═══ LISTING ═══

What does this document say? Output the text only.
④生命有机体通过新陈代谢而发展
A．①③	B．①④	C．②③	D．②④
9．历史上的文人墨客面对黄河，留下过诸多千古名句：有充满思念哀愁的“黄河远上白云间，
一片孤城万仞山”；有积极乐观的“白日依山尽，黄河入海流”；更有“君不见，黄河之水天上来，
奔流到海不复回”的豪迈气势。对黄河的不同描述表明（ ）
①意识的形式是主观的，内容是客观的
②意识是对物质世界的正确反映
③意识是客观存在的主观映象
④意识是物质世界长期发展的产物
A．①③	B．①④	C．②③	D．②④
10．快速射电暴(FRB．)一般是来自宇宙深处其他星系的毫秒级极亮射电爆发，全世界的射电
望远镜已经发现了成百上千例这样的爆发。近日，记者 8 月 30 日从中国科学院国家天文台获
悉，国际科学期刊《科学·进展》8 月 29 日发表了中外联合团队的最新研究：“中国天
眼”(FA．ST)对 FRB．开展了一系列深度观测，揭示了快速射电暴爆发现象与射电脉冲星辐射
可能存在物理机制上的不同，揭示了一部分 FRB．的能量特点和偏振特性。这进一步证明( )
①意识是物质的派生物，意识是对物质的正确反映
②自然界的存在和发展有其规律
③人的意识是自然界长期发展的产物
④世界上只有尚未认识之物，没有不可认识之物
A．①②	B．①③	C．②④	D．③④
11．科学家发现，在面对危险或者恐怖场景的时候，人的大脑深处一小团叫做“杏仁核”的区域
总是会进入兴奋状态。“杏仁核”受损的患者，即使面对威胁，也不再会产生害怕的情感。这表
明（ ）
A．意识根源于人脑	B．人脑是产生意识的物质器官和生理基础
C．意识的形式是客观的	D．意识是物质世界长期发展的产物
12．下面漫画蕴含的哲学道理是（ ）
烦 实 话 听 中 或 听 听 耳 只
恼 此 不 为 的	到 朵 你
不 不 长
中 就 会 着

═══

__WHAT TO WORK ON__. Reproduce all of the entries word for word.

__ANSWER TO THE EXERCISE__.
What does this document say? Output the text only.
④生命有机体通过新陈代谢而发展
A．①③	B．①④	C．②③	D．②④
9．历史上的文人墨客面对黄河，留下过诸多千古名句：有充满思念哀愁的“黄河远上白云间，
一片孤城万仞山”；有积极乐观的“白日依山尽，黄河入海流”；更有“君不见，黄河之水天上来，
奔流到海不复回”的豪迈气势。对黄河的不同描述表明（ ）
①意识的形式是主观的，内容是客观的
②意识是对物质世界的正确反映
③意识是客观存在的主观映象
④意识是物质世界长期发展的产物
A．①③	B．①④	C．②③	D．②④
10．快速射电暴(FRB．)一般是来自宇宙深处其他星系的毫秒级极亮射电爆发，全世界的射电
望远镜已经发现了成百上千例这样的爆发。近日，记者 8 月 30 日从中国科学院国家天文台获
悉，国际科学期刊《科学·进展》8 月 29 日发表了中外联合团队的最新研究：“中国天
眼”(FA．ST)对 FRB．开展了一系列深度观测，揭示了快速射电暴爆发现象与射电脉冲星辐射
可能存在物理机制上的不同，揭示了一部分 FRB．的能量特点和偏振特性。这进一步证明( )
①意识是物质的派生物，意识是对物质的正确反映
②自然界的存在和发展有其规律
③人的意识是自然界长期发展的产物
④世界上只有尚未认识之物，没有不可认识之物
A．①②	B．①③	C．②④	D．③④
11．科学家发现，在面对危险或者恐怖场景的时候，人的大脑深处一小团叫做“杏仁核”的区域
总是会进入兴奋状态。“杏仁核”受损的患者，即使面对威胁，也不再会产生害怕的情感。这表
明（ ）
A．意识根源于人脑	B．人脑是产生意识的物质器官和生理基础
C．意识的形式是客观的	D．意识是物质世界长期发展的产物
12．下面漫画蕴含的哲学道理是（ ）
烦 实 话 听 中 或 听 听 耳 只
恼 此 不 为 的	到 朵 你
不 不 长
中 就 会 着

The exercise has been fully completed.